Similar to the non-prescribers, collaborators were generally opposed to medication prescribing in chiropractic practice (Table 5). However, for collaborators, this view mainly reflected a belief regarding the adequacy of their current pharmacology training rather than for reasons related to scope of practice. For instance, collaborators strongly (+ 4) believed that continuous education concerning medication prescribing should be mandatory (statement 14). They also strongly agreed (+ 4 and + 3, respectively) with the statements, “I do not like to prescribe because it could interfere with other medical prescriptions (i.e., double prescription),” and “chiropractors should get more continuing education (CE) about medications and side effects.” These concerns are further expressed by the following respondent:
Medical doctors are trained in pharmacology, we had only one course in toxicology, not enough to take [on] that kind of responsibility. P 51
Collaborators also strongly disagreed (− 3 and − 4, respectively) that their knowledge of, and chiropractic training for, prescribing medications to treat MSK or non-MSK conditions was sufficient (statements 1 and 8). As such, many of these chiropractors reflected the sentiment that medication prescribing should be co-managed with their medical colleagues, as elucidated by the following respondent:
I personally have [a] very good rapport with local MDs [medical doctors] whom I call and ask … for drug support – which is very beneficial for our interprofessional rapport and also reduces many potential risks (like drug interaction, us not knowing what other drugs are used by our patients, etc.). P 8
Overall, collaborators still agreed (+ 1) that medication prescription privileges were an advantage for the chiropractic profession in Switzerland, albeit to a lesser extent than did prescribers (p = 0.003) (see Table 5).
Factor 4: integrators. “It’s a necessary tool for the primary care practitioner”
This factor was represented by five participants. These chiropractors had an average of 24 (SD = 14.6) years of clinical experience, one worked in a multidisciplinary/hospital-based setting, and all five (100%) collaborated with medical professionals on a daily basis. The age range was 29–70 years.

Data provided ->
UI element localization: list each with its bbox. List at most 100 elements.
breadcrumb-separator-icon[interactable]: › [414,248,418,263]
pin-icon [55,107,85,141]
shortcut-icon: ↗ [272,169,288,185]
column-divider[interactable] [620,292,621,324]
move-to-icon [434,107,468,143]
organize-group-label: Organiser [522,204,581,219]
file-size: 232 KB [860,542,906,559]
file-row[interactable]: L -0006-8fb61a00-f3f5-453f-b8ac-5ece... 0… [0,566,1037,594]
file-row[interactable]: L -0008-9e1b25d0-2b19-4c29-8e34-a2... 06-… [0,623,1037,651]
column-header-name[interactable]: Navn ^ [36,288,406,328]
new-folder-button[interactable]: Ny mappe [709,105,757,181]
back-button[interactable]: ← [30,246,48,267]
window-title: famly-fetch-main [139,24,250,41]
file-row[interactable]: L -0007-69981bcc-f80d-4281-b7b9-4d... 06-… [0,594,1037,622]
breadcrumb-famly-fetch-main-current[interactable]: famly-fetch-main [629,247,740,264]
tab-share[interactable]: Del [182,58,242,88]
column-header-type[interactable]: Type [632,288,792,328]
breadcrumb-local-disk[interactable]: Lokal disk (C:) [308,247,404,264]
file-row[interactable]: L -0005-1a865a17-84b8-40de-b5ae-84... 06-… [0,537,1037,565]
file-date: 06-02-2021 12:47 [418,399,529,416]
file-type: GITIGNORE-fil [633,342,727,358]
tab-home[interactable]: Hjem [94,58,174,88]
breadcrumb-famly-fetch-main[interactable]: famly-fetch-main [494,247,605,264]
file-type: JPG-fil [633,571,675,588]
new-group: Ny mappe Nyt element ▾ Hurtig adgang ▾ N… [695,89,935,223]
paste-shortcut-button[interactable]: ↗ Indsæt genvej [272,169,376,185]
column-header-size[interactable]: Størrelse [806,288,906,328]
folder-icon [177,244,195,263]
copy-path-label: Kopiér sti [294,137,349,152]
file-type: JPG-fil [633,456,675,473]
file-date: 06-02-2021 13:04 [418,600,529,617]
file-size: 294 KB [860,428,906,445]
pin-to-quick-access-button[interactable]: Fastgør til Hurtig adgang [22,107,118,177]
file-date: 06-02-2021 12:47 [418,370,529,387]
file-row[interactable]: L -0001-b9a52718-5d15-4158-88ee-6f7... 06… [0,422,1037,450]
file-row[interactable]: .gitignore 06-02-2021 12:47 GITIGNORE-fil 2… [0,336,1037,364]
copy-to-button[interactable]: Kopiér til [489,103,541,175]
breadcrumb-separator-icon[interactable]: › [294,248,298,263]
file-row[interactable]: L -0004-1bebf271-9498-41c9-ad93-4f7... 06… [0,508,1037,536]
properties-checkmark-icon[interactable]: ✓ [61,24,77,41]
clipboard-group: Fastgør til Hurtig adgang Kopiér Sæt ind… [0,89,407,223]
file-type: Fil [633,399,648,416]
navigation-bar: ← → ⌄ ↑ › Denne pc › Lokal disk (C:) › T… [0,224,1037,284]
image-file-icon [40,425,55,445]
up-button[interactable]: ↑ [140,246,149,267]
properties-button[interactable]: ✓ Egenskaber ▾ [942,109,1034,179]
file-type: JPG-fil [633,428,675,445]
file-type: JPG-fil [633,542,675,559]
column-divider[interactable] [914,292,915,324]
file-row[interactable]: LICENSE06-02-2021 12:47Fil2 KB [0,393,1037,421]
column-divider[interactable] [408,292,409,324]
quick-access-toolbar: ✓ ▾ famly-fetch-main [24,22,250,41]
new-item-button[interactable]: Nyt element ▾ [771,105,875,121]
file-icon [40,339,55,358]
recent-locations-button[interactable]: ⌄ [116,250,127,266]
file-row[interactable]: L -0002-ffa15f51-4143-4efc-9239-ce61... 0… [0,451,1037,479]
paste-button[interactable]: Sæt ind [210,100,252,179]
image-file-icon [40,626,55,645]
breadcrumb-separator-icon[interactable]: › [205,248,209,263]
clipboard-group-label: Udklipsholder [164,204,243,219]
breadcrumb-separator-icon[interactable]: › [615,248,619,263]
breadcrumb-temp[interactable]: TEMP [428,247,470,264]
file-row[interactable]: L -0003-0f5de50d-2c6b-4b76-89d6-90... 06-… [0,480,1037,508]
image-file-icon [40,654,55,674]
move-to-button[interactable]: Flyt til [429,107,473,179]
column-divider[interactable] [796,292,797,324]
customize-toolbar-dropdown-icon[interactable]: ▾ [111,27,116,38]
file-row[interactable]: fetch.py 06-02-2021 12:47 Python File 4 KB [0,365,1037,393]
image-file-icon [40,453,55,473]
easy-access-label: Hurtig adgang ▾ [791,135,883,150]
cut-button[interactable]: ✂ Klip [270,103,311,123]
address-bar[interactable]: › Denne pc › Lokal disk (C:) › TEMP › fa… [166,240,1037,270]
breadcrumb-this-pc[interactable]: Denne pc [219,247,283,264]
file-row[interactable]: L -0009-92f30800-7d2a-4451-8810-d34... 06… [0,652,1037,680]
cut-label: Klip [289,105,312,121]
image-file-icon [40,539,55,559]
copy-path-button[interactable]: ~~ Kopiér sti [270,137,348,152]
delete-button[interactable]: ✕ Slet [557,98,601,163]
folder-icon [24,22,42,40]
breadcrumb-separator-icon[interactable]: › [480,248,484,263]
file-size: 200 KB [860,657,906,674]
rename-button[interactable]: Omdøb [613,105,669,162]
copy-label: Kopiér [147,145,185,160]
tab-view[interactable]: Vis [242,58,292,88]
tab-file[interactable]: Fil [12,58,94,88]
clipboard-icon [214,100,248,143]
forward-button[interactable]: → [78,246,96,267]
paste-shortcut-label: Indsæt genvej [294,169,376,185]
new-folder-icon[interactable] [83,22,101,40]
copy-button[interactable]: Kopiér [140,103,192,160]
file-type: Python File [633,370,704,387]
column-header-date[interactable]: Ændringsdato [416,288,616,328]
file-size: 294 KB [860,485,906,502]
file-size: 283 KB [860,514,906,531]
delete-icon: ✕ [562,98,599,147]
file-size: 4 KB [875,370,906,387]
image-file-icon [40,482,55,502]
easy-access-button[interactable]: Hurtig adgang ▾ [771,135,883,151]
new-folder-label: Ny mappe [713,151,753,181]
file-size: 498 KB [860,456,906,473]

Apply what you read ->
#1 In the chiropractic prescribing excerpt, how many participants represented Factor 4, the integrators?
#2 Decide whether each statement agrees with the chiropractic prescribing excerpt, and answer yes or no, quoting the words that decide it.
(a) Collaborators believed continuing education about medication prescribing should be mandatory.
(b) Collaborators felt their training for prescribing medications was sufficient.
(c) Collaborators saw prescription privileges as an advantage more strongly than prescribers did.
#3 According to the chiropractic prescribing excerpt, why did many collaborators think medication prescribing should be co-managed with their medical colleagues?

Answer list ->
#1 Five participants.

#2
(a) Yes: "collaborators strongly (+ 4) believed that continuous education concerning medication prescribing should be mandatory"
(b) No: "Collaborators also strongly disagreed (− 3 and − 4, respectively) that their knowledge of, and chiropractic training for, prescribing medications to treat MSK or non-MSK conditions was sufficient"
(c) No: "albeit to a lesser extent than did prescribers"

#3 Collaborators strongly disagreed that their knowledge and chiropractic training were sufficient for prescribing medications to treat MSK or non-MSK conditions. Because of this, many of them felt that prescribing should be shared with medical colleagues.